### [Your goal]
Every line below is to be given again precisely; images are to be left out.

### [Record extracts]
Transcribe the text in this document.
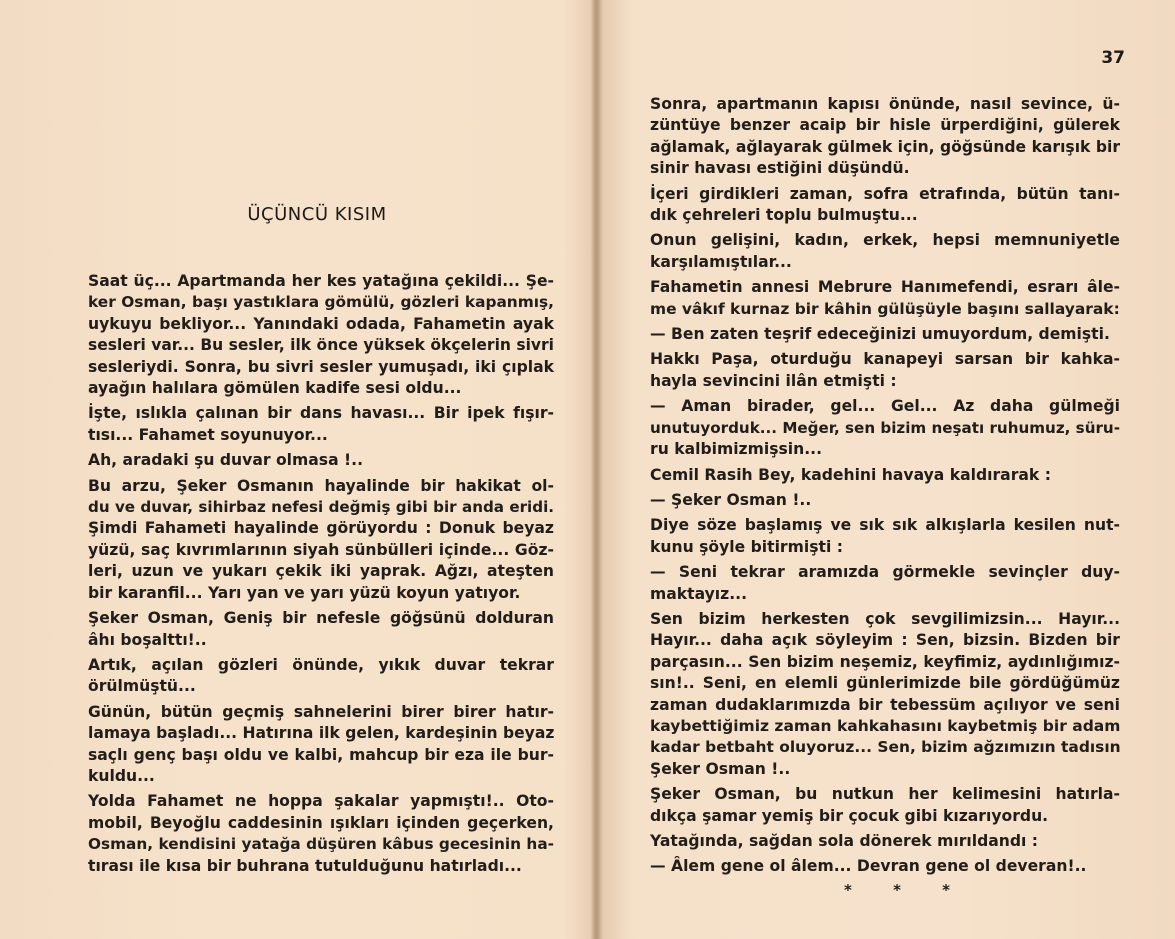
ÜÇÜNCÜ KISIM

Saat üç... Apartmanda her kes yatağına çekildi... Şe-
ker Osman, başı yastıklara gömülü, gözleri kapanmış,
uykuyu bekliyor... Yanındaki odada, Fahametin ayak
sesleri var... Bu sesler, ilk önce yüksek ökçelerin sivri
sesleriydi. Sonra, bu sivri sesler yumuşadı, iki çıplak
ayağın halılara gömülen kadife sesi oldu...

İşte, ıslıkla çalınan bir dans havası... Bir ipek fışır-
tısı... Fahamet soyunuyor...

Ah, aradaki şu duvar olmasa !..

Bu arzu, Şeker Osmanın hayalinde bir hakikat ol-
du ve duvar, sihirbaz nefesi değmiş gibi bir anda eridi.
Şimdi Fahameti hayalinde görüyordu : Donuk beyaz
yüzü, saç kıvrımlarının siyah sünbülleri içinde... Göz-
leri, uzun ve yukarı çekik iki yaprak. Ağzı, ateşten
bir karanfil... Yarı yan ve yarı yüzü koyun yatıyor.

Şeker Osman, Geniş bir nefesle göğsünü dolduran
âhı boşalttı!..

Artık, açılan gözleri önünde, yıkık duvar tekrar
örülmüştü...

Günün, bütün geçmiş sahnelerini birer birer hatır-
lamaya başladı... Hatırına ilk gelen, kardeşinin beyaz
saçlı genç başı oldu ve kalbi, mahcup bir eza ile bur-
kuldu...

Yolda Fahamet ne hoppa şakalar yapmıştı!.. Oto-
mobil, Beyoğlu caddesinin ışıkları içinden geçerken,
Osman, kendisini yatağa düşüren kâbus gecesinin ha-
tırası ile kısa bir buhrana tutulduğunu hatırladı...

37

Sonra, apartmanın kapısı önünde, nasıl sevince, ü-
züntüye benzer acaip bir hisle ürperdiğini, gülerek
ağlamak, ağlayarak gülmek için, göğsünde karışık bir
sinir havası estiğini düşündü.

İçeri girdikleri zaman, sofra etrafında, bütün tanı-
dık çehreleri toplu bulmuştu...

Onun gelişini, kadın, erkek, hepsi memnuniyetle
karşılamıştılar...

Fahametin annesi Mebrure Hanımefendi, esrarı âle-
me vâkıf kurnaz bir kâhin gülüşüyle başını sallayarak:

— Ben zaten teşrif edeceğinizi umuyordum, demişti.

Hakkı Paşa, oturduğu kanapeyi sarsan bir kahka-
hayla sevincini ilân etmişti :

— Aman birader, gel... Gel... Az daha gülmeği
unutuyorduk... Meğer, sen bizim neşatı ruhumuz, süru-
ru kalbimizmişsin...

Cemil Rasih Bey, kadehini havaya kaldırarak :

— Şeker Osman !..

Diye söze başlamış ve sık sık alkışlarla kesilen nut-
kunu şöyle bitirmişti :

— Seni tekrar aramızda görmekle sevinçler duy-
maktayız...

Sen bizim herkesten çok sevgilimizsin... Hayır...
Hayır... daha açık söyleyim : Sen, bizsin. Bizden bir
parçasın... Sen bizim neşemiz, keyfimiz, aydınlığımız-
sın!.. Seni, en elemli günlerimizde bile gördüğümüz
zaman dudaklarımızda bir tebessüm açılıyor ve seni
kaybettiğimiz zaman kahkahasını kaybetmiş bir adam
kadar betbaht oluyoruz... Sen, bizim ağzımızın tadısın
Şeker Osman !..

Şeker Osman, bu nutkun her kelimesini hatırla-
dıkça şamar yemiş bir çocuk gibi kızarıyordu.

Yatağında, sağdan sola dönerek mırıldandı :

— Âlem gene ol âlem... Devran gene ol deveran!..

* * *
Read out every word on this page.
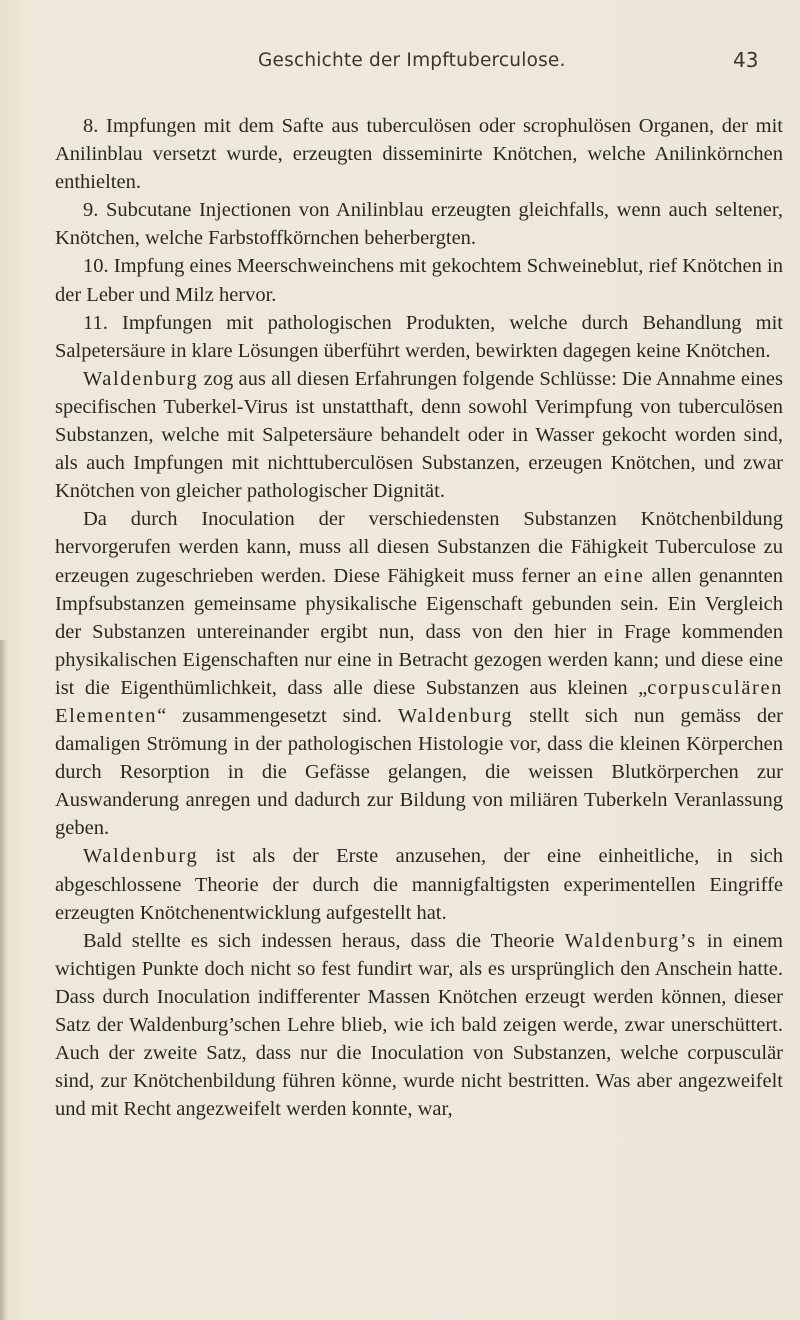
Geschichte der Impftuberculose.	43

8. Impfungen mit dem Safte aus tuberculösen oder scrophulösen Organen, der mit Anilinblau versetzt wurde, erzeugten disseminirte Knötchen, welche Anilinkörnchen enthielten.

9. Subcutane Injectionen von Anilinblau erzeugten gleichfalls, wenn auch seltener, Knötchen, welche Farbstoffkörnchen beherbergten.

10. Impfung eines Meerschweinchens mit gekochtem Schweineblut, rief Knötchen in der Leber und Milz hervor.

11. Impfungen mit pathologischen Produkten, welche durch Behandlung mit Salpetersäure in klare Lösungen überführt werden, bewirkten dagegen keine Knötchen.

Waldenburg zog aus all diesen Erfahrungen folgende Schlüsse: Die Annahme eines specifischen Tuberkel-Virus ist unstatthaft, denn sowohl Verimpfung von tuberculösen Substanzen, welche mit Salpetersäure behandelt oder in Wasser gekocht worden sind, als auch Impfungen mit nichttuberculösen Substanzen, erzeugen Knötchen, und zwar Knötchen von gleicher pathologischer Dignität.

Da durch Inoculation der verschiedensten Substanzen Knötchenbildung hervorgerufen werden kann, muss all diesen Substanzen die Fähigkeit Tuberculose zu erzeugen zugeschrieben werden. Diese Fähigkeit muss ferner an eine allen genannten Impfsubstanzen gemeinsame physikalische Eigenschaft gebunden sein. Ein Vergleich der Substanzen untereinander ergibt nun, dass von den hier in Frage kommenden physikalischen Eigenschaften nur eine in Betracht gezogen werden kann; und diese eine ist die Eigenthümlichkeit, dass alle diese Substanzen aus kleinen „corpusculären Elementen“ zusammengesetzt sind. Waldenburg stellt sich nun gemäss der damaligen Strömung in der pathologischen Histologie vor, dass die kleinen Körperchen durch Resorption in die Gefässe gelangen, die weissen Blutkörperchen zur Auswanderung anregen und dadurch zur Bildung von miliären Tuberkeln Veranlassung geben.

Waldenburg ist als der Erste anzusehen, der eine einheitliche, in sich abgeschlossene Theorie der durch die mannigfaltigsten experimentellen Eingriffe erzeugten Knötchenentwicklung aufgestellt hat.

Bald stellte es sich indessen heraus, dass die Theorie Waldenburg’s in einem wichtigen Punkte doch nicht so fest fundirt war, als es ursprünglich den Anschein hatte. Dass durch Inoculation indifferenter Massen Knötchen erzeugt werden können, dieser Satz der Waldenburg’schen Lehre blieb, wie ich bald zeigen werde, zwar unerschüttert. Auch der zweite Satz, dass nur die Inoculation von Substanzen, welche corpusculär sind, zur Knötchenbildung führen könne, wurde nicht bestritten. Was aber angezweifelt und mit Recht angezweifelt werden konnte, war,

### [Answer to this problem]
Transcribe the text in this document.
ÜÇÜNCÜ KISIM

Saat üç... Apartmanda her kes yatağına çekildi... Şe-
ker Osman, başı yastıklara gömülü, gözleri kapanmış,
uykuyu bekliyor... Yanındaki odada, Fahametin ayak
sesleri var... Bu sesler, ilk önce yüksek ökçelerin sivri
sesleriydi. Sonra, bu sivri sesler yumuşadı, iki çıplak
ayağın halılara gömülen kadife sesi oldu...

İşte, ıslıkla çalınan bir dans havası... Bir ipek fışır-
tısı... Fahamet soyunuyor...

Ah, aradaki şu duvar olmasa !..

Bu arzu, Şeker Osmanın hayalinde bir hakikat ol-
du ve duvar, sihirbaz nefesi değmiş gibi bir anda eridi.
Şimdi Fahameti hayalinde görüyordu : Donuk beyaz
yüzü, saç kıvrımlarının siyah sünbülleri içinde... Göz-
leri, uzun ve yukarı çekik iki yaprak. Ağzı, ateşten
bir karanfil... Yarı yan ve yarı yüzü koyun yatıyor.

Şeker Osman, Geniş bir nefesle göğsünü dolduran
âhı boşalttı!..

Artık, açılan gözleri önünde, yıkık duvar tekrar
örülmüştü...

Günün, bütün geçmiş sahnelerini birer birer hatır-
lamaya başladı... Hatırına ilk gelen, kardeşinin beyaz
saçlı genç başı oldu ve kalbi, mahcup bir eza ile bur-
kuldu...

Yolda Fahamet ne hoppa şakalar yapmıştı!.. Oto-
mobil, Beyoğlu caddesinin ışıkları içinden geçerken,
Osman, kendisini yatağa düşüren kâbus gecesinin ha-
tırası ile kısa bir buhrana tutulduğunu hatırladı...

37

Sonra, apartmanın kapısı önünde, nasıl sevince, ü-
züntüye benzer acaip bir hisle ürperdiğini, gülerek
ağlamak, ağlayarak gülmek için, göğsünde karışık bir
sinir havası estiğini düşündü.

İçeri girdikleri zaman, sofra etrafında, bütün tanı-
dık çehreleri toplu bulmuştu...

Onun gelişini, kadın, erkek, hepsi memnuniyetle
karşılamıştılar...

Fahametin annesi Mebrure Hanımefendi, esrarı âle-
me vâkıf kurnaz bir kâhin gülüşüyle başını sallayarak:

— Ben zaten teşrif edeceğinizi umuyordum, demişti.

Hakkı Paşa, oturduğu kanapeyi sarsan bir kahka-
hayla sevincini ilân etmişti :

— Aman birader, gel... Gel... Az daha gülmeği
unutuyorduk... Meğer, sen bizim neşatı ruhumuz, süru-
ru kalbimizmişsin...

Cemil Rasih Bey, kadehini havaya kaldırarak :

— Şeker Osman !..

Diye söze başlamış ve sık sık alkışlarla kesilen nut-
kunu şöyle bitirmişti :

— Seni tekrar aramızda görmekle sevinçler duy-
maktayız...

Sen bizim herkesten çok sevgilimizsin... Hayır...
Hayır... daha açık söyleyim : Sen, bizsin. Bizden bir
parçasın... Sen bizim neşemiz, keyfimiz, aydınlığımız-
sın!.. Seni, en elemli günlerimizde bile gördüğümüz
zaman dudaklarımızda bir tebessüm açılıyor ve seni
kaybettiğimiz zaman kahkahasını kaybetmiş bir adam
kadar betbaht oluyoruz... Sen, bizim ağzımızın tadısın
Şeker Osman !..

Şeker Osman, bu nutkun her kelimesini hatırla-
dıkça şamar yemiş bir çocuk gibi kızarıyordu.

Yatağında, sağdan sola dönerek mırıldandı :

— Âlem gene ol âlem... Devran gene ol deveran!..

* * *
Read out every word on this page.
Geschichte der Impftuberculose.	43

8. Impfungen mit dem Safte aus tuberculösen oder scrophulösen Organen, der mit Anilinblau versetzt wurde, erzeugten disseminirte Knötchen, welche Anilinkörnchen enthielten.

9. Subcutane Injectionen von Anilinblau erzeugten gleichfalls, wenn auch seltener, Knötchen, welche Farbstoffkörnchen beherbergten.

10. Impfung eines Meerschweinchens mit gekochtem Schweineblut, rief Knötchen in der Leber und Milz hervor.

11. Impfungen mit pathologischen Produkten, welche durch Behandlung mit Salpetersäure in klare Lösungen überführt werden, bewirkten dagegen keine Knötchen.

Waldenburg zog aus all diesen Erfahrungen folgende Schlüsse: Die Annahme eines specifischen Tuberkel-Virus ist unstatthaft, denn sowohl Verimpfung von tuberculösen Substanzen, welche mit Salpetersäure behandelt oder in Wasser gekocht worden sind, als auch Impfungen mit nichttuberculösen Substanzen, erzeugen Knötchen, und zwar Knötchen von gleicher pathologischer Dignität.

Da durch Inoculation der verschiedensten Substanzen Knötchenbildung hervorgerufen werden kann, muss all diesen Substanzen die Fähigkeit Tuberculose zu erzeugen zugeschrieben werden. Diese Fähigkeit muss ferner an eine allen genannten Impfsubstanzen gemeinsame physikalische Eigenschaft gebunden sein. Ein Vergleich der Substanzen untereinander ergibt nun, dass von den hier in Frage kommenden physikalischen Eigenschaften nur eine in Betracht gezogen werden kann; und diese eine ist die Eigenthümlichkeit, dass alle diese Substanzen aus kleinen „corpusculären Elementen“ zusammengesetzt sind. Waldenburg stellt sich nun gemäss der damaligen Strömung in der pathologischen Histologie vor, dass die kleinen Körperchen durch Resorption in die Gefässe gelangen, die weissen Blutkörperchen zur Auswanderung anregen und dadurch zur Bildung von miliären Tuberkeln Veranlassung geben.

Waldenburg ist als der Erste anzusehen, der eine einheitliche, in sich abgeschlossene Theorie der durch die mannigfaltigsten experimentellen Eingriffe erzeugten Knötchenentwicklung aufgestellt hat.

Bald stellte es sich indessen heraus, dass die Theorie Waldenburg’s in einem wichtigen Punkte doch nicht so fest fundirt war, als es ursprünglich den Anschein hatte. Dass durch Inoculation indifferenter Massen Knötchen erzeugt werden können, dieser Satz der Waldenburg’schen Lehre blieb, wie ich bald zeigen werde, zwar unerschüttert. Auch der zweite Satz, dass nur die Inoculation von Substanzen, welche corpusculär sind, zur Knötchenbildung führen könne, wurde nicht bestritten. Was aber angezweifelt und mit Recht angezweifelt werden konnte, war,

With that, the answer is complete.